_SUPPLIED DATA_:
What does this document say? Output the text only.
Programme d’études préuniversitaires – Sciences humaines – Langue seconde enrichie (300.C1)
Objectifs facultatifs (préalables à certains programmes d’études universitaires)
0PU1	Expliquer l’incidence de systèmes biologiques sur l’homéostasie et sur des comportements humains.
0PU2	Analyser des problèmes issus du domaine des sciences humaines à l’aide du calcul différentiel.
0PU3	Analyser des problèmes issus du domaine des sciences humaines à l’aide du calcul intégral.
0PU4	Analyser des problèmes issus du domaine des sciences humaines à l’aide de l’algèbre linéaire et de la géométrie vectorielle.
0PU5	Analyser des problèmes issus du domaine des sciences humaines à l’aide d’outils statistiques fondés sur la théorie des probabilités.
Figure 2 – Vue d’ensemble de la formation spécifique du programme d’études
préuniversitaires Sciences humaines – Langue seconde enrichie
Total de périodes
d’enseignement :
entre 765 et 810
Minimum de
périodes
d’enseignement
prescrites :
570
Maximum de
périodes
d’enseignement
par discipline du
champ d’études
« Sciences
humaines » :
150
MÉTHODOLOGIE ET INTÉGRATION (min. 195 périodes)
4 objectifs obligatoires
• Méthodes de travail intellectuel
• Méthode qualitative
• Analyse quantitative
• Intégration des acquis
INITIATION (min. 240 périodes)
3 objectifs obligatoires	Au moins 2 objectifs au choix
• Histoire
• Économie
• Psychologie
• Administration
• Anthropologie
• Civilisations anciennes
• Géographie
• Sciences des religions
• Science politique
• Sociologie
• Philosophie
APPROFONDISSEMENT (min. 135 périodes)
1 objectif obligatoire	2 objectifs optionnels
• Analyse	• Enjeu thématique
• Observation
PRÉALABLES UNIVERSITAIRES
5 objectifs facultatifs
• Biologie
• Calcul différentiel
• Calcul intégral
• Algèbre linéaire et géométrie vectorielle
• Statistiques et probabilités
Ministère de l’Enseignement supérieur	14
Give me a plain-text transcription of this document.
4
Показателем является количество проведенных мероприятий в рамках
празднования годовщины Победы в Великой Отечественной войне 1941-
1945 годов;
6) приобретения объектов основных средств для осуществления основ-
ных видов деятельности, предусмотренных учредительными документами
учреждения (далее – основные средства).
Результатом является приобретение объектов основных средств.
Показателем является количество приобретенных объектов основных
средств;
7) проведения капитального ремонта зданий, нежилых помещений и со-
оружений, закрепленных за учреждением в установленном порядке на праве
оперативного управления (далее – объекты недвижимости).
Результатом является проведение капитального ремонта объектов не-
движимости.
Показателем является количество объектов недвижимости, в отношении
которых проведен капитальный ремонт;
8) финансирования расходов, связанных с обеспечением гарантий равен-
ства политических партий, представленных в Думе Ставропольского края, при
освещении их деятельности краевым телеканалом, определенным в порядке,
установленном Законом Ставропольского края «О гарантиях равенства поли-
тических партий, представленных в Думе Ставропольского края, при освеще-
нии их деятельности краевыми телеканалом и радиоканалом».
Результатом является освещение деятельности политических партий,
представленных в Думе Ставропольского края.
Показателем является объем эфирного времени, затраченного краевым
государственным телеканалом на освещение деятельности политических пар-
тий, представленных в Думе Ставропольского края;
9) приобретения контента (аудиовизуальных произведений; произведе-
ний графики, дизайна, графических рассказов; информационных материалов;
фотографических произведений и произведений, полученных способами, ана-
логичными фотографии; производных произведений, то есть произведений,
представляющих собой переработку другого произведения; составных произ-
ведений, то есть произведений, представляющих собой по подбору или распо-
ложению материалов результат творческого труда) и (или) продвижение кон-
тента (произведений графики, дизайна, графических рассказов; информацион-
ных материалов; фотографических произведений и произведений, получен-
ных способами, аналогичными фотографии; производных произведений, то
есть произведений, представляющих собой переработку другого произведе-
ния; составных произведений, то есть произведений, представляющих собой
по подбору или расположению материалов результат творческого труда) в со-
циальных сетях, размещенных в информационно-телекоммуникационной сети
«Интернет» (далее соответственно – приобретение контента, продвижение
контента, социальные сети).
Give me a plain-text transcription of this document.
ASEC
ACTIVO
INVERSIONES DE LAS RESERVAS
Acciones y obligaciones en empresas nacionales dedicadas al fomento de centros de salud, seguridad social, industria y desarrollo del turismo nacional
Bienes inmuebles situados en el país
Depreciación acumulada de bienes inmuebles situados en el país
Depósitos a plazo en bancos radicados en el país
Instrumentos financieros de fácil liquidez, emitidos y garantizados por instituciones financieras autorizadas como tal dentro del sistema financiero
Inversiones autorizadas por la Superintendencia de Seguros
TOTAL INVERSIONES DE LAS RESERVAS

_EXERCISE AIM_: Look through the entries and work out how many lines have the word "inmuebles" in them; reply with that number only.

_REPLY TO THE TASK_: 2